Copy all lines below containing "Parse".

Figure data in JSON
==================================================

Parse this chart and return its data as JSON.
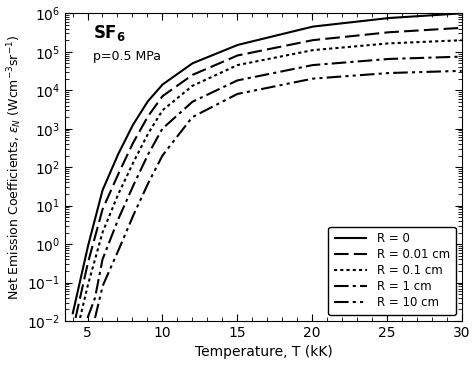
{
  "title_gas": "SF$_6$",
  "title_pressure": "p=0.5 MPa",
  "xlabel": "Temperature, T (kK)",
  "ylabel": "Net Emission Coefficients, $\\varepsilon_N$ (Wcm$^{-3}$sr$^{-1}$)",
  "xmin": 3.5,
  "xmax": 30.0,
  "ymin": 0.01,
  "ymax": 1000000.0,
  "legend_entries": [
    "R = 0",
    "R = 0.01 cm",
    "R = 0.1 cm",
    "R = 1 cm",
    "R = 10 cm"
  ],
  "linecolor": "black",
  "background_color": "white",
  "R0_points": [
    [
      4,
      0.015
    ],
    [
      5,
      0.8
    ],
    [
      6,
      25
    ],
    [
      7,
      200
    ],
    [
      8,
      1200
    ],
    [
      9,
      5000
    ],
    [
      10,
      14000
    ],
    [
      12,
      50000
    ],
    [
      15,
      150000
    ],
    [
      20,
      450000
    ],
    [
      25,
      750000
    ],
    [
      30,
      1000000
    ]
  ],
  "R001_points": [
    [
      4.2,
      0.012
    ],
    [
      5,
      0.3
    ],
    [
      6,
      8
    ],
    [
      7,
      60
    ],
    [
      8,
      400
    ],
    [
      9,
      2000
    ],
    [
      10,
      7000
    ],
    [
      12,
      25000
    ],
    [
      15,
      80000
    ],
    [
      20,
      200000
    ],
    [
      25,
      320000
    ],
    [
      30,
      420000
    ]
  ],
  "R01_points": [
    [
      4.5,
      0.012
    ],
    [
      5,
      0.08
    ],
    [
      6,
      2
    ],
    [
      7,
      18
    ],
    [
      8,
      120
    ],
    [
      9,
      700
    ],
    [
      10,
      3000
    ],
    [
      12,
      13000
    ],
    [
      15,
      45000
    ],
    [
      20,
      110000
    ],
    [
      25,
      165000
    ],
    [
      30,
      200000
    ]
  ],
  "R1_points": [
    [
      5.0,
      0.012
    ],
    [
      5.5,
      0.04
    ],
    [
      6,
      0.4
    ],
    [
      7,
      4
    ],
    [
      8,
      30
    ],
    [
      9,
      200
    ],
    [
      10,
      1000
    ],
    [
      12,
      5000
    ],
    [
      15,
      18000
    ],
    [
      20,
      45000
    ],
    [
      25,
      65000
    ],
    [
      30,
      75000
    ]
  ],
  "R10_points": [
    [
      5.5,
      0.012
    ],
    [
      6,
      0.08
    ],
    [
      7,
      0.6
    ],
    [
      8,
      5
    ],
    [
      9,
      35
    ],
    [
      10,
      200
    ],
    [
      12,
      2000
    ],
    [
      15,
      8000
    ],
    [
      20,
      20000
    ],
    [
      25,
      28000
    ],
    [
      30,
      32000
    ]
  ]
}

==================================================

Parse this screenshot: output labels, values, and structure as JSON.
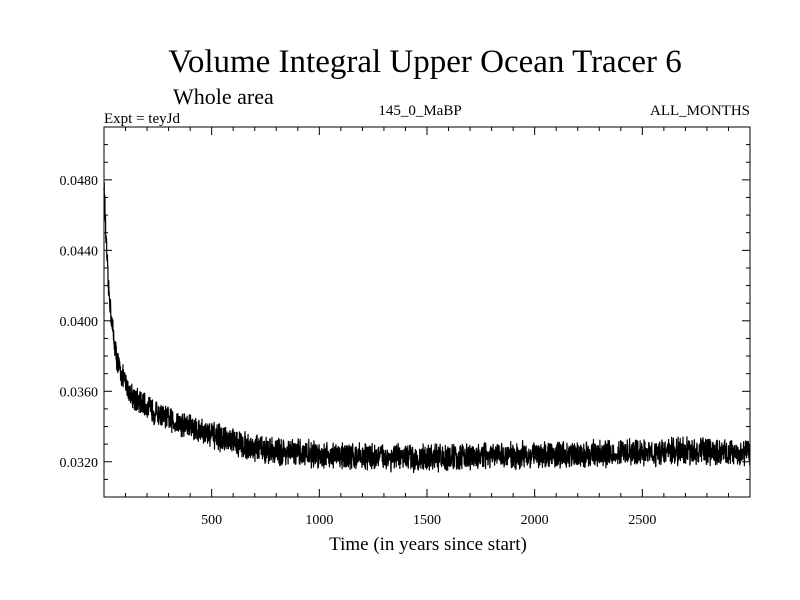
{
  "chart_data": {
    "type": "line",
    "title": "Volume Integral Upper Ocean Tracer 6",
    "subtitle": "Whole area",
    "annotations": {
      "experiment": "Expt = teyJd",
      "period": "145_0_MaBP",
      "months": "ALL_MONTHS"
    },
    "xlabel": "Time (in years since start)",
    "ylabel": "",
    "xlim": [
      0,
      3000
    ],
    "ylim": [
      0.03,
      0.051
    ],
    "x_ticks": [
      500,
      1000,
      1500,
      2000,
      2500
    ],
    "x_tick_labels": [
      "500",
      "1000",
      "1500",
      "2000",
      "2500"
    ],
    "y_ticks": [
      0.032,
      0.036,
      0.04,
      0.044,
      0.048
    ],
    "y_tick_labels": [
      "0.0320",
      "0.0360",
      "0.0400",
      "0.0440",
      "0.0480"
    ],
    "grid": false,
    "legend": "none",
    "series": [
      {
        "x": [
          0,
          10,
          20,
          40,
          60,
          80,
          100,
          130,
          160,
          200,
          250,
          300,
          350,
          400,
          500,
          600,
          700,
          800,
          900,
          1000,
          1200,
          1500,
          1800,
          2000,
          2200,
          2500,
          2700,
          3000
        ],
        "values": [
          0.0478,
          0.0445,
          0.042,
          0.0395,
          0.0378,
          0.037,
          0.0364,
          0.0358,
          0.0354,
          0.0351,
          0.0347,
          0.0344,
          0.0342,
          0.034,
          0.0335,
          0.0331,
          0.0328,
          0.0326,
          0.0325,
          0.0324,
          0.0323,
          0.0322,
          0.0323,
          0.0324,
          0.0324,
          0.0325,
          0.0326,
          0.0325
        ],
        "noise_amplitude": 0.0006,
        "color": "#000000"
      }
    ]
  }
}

==================================================

Answer in full.
Parse this chart and return its data as JSON.
Parse this screenshot: output labels, values, and structure as JSON.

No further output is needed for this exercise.